Data listing:
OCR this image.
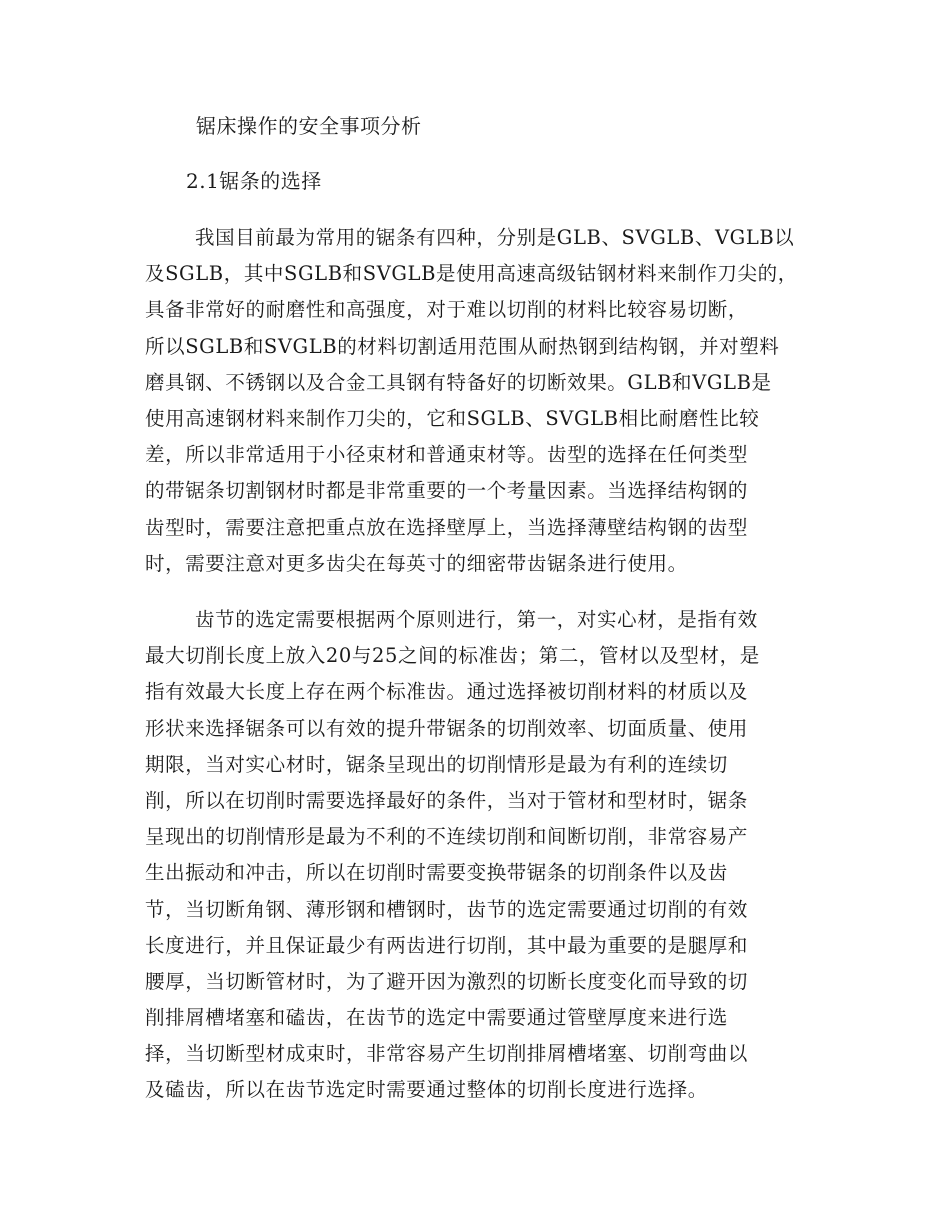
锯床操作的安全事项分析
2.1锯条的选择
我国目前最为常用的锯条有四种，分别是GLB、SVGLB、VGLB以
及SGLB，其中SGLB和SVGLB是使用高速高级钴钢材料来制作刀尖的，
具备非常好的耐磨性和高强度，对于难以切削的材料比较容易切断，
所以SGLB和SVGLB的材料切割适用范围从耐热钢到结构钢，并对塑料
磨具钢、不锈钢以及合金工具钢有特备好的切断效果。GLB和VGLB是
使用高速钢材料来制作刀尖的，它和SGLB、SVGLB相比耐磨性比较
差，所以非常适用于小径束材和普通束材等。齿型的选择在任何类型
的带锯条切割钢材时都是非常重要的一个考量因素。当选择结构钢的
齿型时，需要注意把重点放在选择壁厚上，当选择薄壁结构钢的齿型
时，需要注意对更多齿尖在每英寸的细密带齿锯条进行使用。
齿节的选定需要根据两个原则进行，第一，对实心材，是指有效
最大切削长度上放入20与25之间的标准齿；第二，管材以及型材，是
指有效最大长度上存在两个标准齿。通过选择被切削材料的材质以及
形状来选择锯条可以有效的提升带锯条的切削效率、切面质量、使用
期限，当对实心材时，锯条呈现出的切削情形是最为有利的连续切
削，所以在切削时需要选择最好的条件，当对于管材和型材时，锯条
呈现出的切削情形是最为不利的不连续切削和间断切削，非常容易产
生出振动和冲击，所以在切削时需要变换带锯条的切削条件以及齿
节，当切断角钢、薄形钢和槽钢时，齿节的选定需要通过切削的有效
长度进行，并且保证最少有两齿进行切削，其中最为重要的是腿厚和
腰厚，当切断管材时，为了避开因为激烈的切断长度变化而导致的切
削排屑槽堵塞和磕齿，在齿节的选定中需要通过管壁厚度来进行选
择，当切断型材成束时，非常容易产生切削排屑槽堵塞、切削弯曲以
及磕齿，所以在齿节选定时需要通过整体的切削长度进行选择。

What you are asked to do: Skip the pictures and print each record exactly as it stands.

Completed task:
OCR this image.
锯床操作的安全事项分析
2.1锯条的选择
我国目前最为常用的锯条有四种，分别是GLB、SVGLB、VGLB以
及SGLB，其中SGLB和SVGLB是使用高速高级钴钢材料来制作刀尖的，
具备非常好的耐磨性和高强度，对于难以切削的材料比较容易切断，
所以SGLB和SVGLB的材料切割适用范围从耐热钢到结构钢，并对塑料
磨具钢、不锈钢以及合金工具钢有特备好的切断效果。GLB和VGLB是
使用高速钢材料来制作刀尖的，它和SGLB、SVGLB相比耐磨性比较
差，所以非常适用于小径束材和普通束材等。齿型的选择在任何类型
的带锯条切割钢材时都是非常重要的一个考量因素。当选择结构钢的
齿型时，需要注意把重点放在选择壁厚上，当选择薄壁结构钢的齿型
时，需要注意对更多齿尖在每英寸的细密带齿锯条进行使用。
齿节的选定需要根据两个原则进行，第一，对实心材，是指有效
最大切削长度上放入20与25之间的标准齿；第二，管材以及型材，是
指有效最大长度上存在两个标准齿。通过选择被切削材料的材质以及
形状来选择锯条可以有效的提升带锯条的切削效率、切面质量、使用
期限，当对实心材时，锯条呈现出的切削情形是最为有利的连续切
削，所以在切削时需要选择最好的条件，当对于管材和型材时，锯条
呈现出的切削情形是最为不利的不连续切削和间断切削，非常容易产
生出振动和冲击，所以在切削时需要变换带锯条的切削条件以及齿
节，当切断角钢、薄形钢和槽钢时，齿节的选定需要通过切削的有效
长度进行，并且保证最少有两齿进行切削，其中最为重要的是腿厚和
腰厚，当切断管材时，为了避开因为激烈的切断长度变化而导致的切
削排屑槽堵塞和磕齿，在齿节的选定中需要通过管壁厚度来进行选
择，当切断型材成束时，非常容易产生切削排屑槽堵塞、切削弯曲以
及磕齿，所以在齿节选定时需要通过整体的切削长度进行选择。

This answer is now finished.